Do this: Transcribe every line of the listing below without any deviation.

Collected data entries:
>>>

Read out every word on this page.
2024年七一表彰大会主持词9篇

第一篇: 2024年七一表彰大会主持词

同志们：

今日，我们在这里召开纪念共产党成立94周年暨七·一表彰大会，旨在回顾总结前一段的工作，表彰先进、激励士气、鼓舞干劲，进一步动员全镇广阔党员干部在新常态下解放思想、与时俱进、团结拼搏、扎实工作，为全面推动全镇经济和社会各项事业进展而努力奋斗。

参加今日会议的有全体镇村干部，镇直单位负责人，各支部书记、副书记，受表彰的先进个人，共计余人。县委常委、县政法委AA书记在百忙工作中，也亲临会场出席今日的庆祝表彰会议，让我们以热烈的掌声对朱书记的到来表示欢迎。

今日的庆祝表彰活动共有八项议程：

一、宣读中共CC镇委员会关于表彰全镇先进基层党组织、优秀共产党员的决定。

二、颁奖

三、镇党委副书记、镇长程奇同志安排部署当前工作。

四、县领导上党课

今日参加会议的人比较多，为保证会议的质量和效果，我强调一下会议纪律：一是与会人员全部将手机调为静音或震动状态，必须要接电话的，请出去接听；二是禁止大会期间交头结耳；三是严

<<<

Solution:
Read out every word on this page.
2024年七一表彰大会主持词9篇

第一篇: 2024年七一表彰大会主持词

同志们：

今日，我们在这里召开纪念共产党成立94周年暨七·一表彰大会，旨在回顾总结前一段的工作，表彰先进、激励士气、鼓舞干劲，进一步动员全镇广阔党员干部在新常态下解放思想、与时俱进、团结拼搏、扎实工作，为全面推动全镇经济和社会各项事业进展而努力奋斗。

参加今日会议的有全体镇村干部，镇直单位负责人，各支部书记、副书记，受表彰的先进个人，共计余人。县委常委、县政法委AA书记在百忙工作中，也亲临会场出席今日的庆祝表彰会议，让我们以热烈的掌声对朱书记的到来表示欢迎。

今日的庆祝表彰活动共有八项议程：

一、宣读中共CC镇委员会关于表彰全镇先进基层党组织、优秀共产党员的决定。

二、颁奖

三、镇党委副书记、镇长程奇同志安排部署当前工作。

四、县领导上党课

今日参加会议的人比较多，为保证会议的质量和效果，我强调一下会议纪律：一是与会人员全部将手机调为静音或震动状态，必须要接电话的，请出去接听；二是禁止大会期间交头结耳；三是严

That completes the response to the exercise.